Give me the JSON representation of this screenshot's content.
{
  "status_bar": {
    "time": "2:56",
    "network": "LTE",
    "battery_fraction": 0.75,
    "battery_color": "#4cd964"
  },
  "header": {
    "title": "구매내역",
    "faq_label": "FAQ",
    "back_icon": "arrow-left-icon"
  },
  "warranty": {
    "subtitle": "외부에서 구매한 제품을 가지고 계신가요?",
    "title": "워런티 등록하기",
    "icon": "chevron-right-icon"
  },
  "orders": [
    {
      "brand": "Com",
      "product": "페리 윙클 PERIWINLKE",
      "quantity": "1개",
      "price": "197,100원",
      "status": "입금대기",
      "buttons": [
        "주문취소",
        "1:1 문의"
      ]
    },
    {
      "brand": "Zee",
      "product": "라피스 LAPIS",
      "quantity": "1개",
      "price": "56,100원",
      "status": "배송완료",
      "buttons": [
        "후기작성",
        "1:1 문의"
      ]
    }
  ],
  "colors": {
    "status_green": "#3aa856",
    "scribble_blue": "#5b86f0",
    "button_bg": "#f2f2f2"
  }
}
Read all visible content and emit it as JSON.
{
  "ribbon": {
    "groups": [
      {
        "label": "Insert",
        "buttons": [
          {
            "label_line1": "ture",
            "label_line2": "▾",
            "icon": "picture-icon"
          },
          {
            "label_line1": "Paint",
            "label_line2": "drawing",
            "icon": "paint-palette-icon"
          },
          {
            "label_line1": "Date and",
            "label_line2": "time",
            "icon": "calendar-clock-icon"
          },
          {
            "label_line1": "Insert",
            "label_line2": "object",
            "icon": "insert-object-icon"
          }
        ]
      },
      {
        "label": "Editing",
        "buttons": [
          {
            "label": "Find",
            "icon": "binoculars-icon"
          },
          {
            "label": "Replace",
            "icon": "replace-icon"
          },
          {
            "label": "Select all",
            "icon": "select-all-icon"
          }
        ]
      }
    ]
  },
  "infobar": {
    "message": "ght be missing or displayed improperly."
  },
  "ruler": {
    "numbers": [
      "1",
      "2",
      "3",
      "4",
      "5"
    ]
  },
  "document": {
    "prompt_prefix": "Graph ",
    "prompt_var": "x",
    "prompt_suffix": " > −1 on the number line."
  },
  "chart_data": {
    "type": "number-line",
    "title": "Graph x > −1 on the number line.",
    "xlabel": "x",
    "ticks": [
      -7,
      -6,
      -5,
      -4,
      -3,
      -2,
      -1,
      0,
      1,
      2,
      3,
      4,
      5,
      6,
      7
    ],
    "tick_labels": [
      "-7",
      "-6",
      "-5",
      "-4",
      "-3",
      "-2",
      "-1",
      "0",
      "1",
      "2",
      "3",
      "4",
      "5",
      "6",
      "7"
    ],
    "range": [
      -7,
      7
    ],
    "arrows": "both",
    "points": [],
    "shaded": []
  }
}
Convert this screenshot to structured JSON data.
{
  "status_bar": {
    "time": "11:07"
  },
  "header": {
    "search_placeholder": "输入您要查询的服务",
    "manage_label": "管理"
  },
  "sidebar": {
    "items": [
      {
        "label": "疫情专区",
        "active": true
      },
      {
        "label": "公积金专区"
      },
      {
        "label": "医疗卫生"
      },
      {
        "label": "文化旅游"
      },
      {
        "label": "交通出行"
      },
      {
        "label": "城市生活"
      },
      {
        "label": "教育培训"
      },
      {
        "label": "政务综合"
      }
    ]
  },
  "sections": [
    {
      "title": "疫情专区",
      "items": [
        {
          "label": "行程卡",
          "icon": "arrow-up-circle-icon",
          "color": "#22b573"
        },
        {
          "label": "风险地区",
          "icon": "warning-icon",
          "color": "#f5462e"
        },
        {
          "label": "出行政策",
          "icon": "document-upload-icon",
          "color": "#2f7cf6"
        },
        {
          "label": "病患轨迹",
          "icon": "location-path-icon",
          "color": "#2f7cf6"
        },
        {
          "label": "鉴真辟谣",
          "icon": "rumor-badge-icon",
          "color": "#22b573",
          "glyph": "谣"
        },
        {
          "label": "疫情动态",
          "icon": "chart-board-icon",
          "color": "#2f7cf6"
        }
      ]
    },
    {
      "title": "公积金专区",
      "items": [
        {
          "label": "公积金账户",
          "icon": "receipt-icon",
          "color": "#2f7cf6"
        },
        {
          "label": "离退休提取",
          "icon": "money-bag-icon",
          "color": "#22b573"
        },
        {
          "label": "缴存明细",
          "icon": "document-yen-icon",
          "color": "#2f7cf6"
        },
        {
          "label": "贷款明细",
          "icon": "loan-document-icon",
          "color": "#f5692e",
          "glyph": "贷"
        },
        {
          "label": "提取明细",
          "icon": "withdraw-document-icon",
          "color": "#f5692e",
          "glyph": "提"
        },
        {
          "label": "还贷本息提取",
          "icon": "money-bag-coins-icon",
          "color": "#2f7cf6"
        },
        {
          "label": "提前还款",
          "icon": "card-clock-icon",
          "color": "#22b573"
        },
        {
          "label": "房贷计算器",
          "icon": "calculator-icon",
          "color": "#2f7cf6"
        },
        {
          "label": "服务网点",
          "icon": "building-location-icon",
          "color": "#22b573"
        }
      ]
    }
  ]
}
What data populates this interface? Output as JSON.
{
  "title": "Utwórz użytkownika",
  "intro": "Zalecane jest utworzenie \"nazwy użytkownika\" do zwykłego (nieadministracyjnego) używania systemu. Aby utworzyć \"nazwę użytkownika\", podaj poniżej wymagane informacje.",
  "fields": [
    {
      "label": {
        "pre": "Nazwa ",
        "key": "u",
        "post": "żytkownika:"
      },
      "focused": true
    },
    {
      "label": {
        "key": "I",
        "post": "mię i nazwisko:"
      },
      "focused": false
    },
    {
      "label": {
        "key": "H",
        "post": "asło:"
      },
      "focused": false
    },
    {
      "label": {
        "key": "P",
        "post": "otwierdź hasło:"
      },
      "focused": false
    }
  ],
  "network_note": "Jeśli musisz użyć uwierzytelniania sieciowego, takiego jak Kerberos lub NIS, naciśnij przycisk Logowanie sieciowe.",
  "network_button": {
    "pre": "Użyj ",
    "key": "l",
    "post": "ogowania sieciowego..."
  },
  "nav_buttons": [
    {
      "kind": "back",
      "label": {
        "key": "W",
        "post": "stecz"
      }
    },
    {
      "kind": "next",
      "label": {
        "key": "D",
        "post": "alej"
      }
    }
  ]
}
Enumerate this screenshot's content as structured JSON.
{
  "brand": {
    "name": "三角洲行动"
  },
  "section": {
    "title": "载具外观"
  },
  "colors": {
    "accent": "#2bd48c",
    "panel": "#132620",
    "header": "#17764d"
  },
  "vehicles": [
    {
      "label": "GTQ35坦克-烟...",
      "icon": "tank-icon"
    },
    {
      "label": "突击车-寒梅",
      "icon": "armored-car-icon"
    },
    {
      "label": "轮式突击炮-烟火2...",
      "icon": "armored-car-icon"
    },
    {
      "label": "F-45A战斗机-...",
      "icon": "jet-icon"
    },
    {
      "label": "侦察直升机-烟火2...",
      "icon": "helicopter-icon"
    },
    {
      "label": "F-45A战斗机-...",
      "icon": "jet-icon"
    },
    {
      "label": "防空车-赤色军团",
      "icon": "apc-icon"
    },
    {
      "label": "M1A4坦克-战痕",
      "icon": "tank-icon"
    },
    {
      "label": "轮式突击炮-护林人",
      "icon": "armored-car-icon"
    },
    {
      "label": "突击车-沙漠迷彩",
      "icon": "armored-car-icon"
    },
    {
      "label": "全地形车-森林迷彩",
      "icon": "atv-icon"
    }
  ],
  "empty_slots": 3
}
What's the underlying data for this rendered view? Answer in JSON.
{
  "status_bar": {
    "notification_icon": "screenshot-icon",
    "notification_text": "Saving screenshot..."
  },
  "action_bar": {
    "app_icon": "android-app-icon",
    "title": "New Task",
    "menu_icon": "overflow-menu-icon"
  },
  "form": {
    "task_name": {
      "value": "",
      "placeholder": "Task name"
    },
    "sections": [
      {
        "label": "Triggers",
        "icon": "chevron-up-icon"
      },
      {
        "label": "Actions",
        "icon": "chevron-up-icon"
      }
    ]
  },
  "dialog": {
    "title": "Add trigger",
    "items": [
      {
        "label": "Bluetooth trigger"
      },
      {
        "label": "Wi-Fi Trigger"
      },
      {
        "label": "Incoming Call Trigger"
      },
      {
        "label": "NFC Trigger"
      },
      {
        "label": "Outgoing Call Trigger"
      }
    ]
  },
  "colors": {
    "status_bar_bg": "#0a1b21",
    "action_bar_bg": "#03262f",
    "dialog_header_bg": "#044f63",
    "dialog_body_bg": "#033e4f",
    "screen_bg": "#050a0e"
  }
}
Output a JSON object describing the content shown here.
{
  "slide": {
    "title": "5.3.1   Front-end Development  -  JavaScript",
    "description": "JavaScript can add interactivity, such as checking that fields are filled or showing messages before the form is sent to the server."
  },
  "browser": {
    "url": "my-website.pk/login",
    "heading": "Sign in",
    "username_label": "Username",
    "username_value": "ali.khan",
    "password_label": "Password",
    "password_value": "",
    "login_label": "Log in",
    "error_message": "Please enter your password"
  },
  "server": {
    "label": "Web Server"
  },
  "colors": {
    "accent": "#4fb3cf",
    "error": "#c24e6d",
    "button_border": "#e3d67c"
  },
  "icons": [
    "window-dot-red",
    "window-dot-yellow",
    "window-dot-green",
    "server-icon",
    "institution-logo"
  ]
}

---+---

» Work to be completed
Everything from the line with "Output a JSON" through the last line of the material above should be echoed exactly, and nothing else.

» Answer to the problem
Output a JSON object describing the content shown here.
{
  "slide": {
    "title": "5.3.1   Front-end Development  -  JavaScript",
    "description": "JavaScript can add interactivity, such as checking that fields are filled or showing messages before the form is sent to the server."
  },
  "browser": {
    "url": "my-website.pk/login",
    "heading": "Sign in",
    "username_label": "Username",
    "username_value": "ali.khan",
    "password_label": "Password",
    "password_value": "",
    "login_label": "Log in",
    "error_message": "Please enter your password"
  },
  "server": {
    "label": "Web Server"
  },
  "colors": {
    "accent": "#4fb3cf",
    "error": "#c24e6d",
    "button_border": "#e3d67c"
  },
  "icons": [
    "window-dot-red",
    "window-dot-yellow",
    "window-dot-green",
    "server-icon",
    "institution-logo"
  ]
}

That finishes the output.